- _Prompt_:
Copy out each line of the material below with no changes.

- _Information provided_:
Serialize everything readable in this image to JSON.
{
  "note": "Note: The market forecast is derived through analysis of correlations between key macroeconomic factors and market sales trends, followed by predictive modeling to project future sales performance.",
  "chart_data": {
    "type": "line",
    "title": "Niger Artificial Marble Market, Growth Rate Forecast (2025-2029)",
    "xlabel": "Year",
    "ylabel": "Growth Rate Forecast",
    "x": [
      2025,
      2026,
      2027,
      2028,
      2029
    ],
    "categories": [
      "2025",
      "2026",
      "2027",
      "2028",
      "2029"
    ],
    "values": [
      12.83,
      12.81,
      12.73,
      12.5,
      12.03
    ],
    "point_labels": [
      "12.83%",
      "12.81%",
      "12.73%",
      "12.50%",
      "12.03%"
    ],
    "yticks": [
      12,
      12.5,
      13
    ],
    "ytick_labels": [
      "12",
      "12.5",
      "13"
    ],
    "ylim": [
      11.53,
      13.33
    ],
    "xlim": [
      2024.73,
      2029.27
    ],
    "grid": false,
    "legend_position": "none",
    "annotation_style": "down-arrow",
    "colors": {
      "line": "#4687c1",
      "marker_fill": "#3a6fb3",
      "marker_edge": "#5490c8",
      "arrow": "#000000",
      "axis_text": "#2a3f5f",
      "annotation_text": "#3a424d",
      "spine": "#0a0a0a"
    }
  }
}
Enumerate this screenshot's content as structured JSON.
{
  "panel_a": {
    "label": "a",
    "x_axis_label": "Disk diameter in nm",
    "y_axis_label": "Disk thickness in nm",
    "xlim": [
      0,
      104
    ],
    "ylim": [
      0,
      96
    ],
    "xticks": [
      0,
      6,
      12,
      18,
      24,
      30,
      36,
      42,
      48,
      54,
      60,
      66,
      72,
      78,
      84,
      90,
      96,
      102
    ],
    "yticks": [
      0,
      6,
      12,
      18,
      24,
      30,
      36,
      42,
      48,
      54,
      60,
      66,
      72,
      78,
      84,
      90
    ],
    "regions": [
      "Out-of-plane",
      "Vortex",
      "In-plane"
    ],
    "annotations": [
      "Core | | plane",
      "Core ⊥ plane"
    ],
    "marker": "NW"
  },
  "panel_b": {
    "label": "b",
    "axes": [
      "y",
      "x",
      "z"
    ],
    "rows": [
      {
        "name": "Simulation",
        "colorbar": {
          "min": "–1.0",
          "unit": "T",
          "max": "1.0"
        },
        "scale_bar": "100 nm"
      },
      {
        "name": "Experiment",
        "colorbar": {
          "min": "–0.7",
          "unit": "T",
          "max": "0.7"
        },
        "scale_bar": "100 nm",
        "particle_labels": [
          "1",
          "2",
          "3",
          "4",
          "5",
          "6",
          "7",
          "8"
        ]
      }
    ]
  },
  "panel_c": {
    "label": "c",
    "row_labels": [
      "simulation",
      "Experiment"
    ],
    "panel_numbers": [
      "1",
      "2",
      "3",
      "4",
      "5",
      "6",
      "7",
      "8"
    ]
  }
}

- _Complete answer_:
Serialize everything readable in this image to JSON.
{
  "note": "Note: The market forecast is derived through analysis of correlations between key macroeconomic factors and market sales trends, followed by predictive modeling to project future sales performance.",
  "chart_data": {
    "type": "line",
    "title": "Niger Artificial Marble Market, Growth Rate Forecast (2025-2029)",
    "xlabel": "Year",
    "ylabel": "Growth Rate Forecast",
    "x": [
      2025,
      2026,
      2027,
      2028,
      2029
    ],
    "categories": [
      "2025",
      "2026",
      "2027",
      "2028",
      "2029"
    ],
    "values": [
      12.83,
      12.81,
      12.73,
      12.5,
      12.03
    ],
    "point_labels": [
      "12.83%",
      "12.81%",
      "12.73%",
      "12.50%",
      "12.03%"
    ],
    "yticks": [
      12,
      12.5,
      13
    ],
    "ytick_labels": [
      "12",
      "12.5",
      "13"
    ],
    "ylim": [
      11.53,
      13.33
    ],
    "xlim": [
      2024.73,
      2029.27
    ],
    "grid": false,
    "legend_position": "none",
    "annotation_style": "down-arrow",
    "colors": {
      "line": "#4687c1",
      "marker_fill": "#3a6fb3",
      "marker_edge": "#5490c8",
      "arrow": "#000000",
      "axis_text": "#2a3f5f",
      "annotation_text": "#3a424d",
      "spine": "#0a0a0a"
    }
  }
}
Enumerate this screenshot's content as structured JSON.
{
  "panel_a": {
    "label": "a",
    "x_axis_label": "Disk diameter in nm",
    "y_axis_label": "Disk thickness in nm",
    "xlim": [
      0,
      104
    ],
    "ylim": [
      0,
      96
    ],
    "xticks": [
      0,
      6,
      12,
      18,
      24,
      30,
      36,
      42,
      48,
      54,
      60,
      66,
      72,
      78,
      84,
      90,
      96,
      102
    ],
    "yticks": [
      0,
      6,
      12,
      18,
      24,
      30,
      36,
      42,
      48,
      54,
      60,
      66,
      72,
      78,
      84,
      90
    ],
    "regions": [
      "Out-of-plane",
      "Vortex",
      "In-plane"
    ],
    "annotations": [
      "Core | | plane",
      "Core ⊥ plane"
    ],
    "marker": "NW"
  },
  "panel_b": {
    "label": "b",
    "axes": [
      "y",
      "x",
      "z"
    ],
    "rows": [
      {
        "name": "Simulation",
        "colorbar": {
          "min": "–1.0",
          "unit": "T",
          "max": "1.0"
        },
        "scale_bar": "100 nm"
      },
      {
        "name": "Experiment",
        "colorbar": {
          "min": "–0.7",
          "unit": "T",
          "max": "0.7"
        },
        "scale_bar": "100 nm",
        "particle_labels": [
          "1",
          "2",
          "3",
          "4",
          "5",
          "6",
          "7",
          "8"
        ]
      }
    ]
  },
  "panel_c": {
    "label": "c",
    "row_labels": [
      "simulation",
      "Experiment"
    ],
    "panel_numbers": [
      "1",
      "2",
      "3",
      "4",
      "5",
      "6",
      "7",
      "8"
    ]
  }
}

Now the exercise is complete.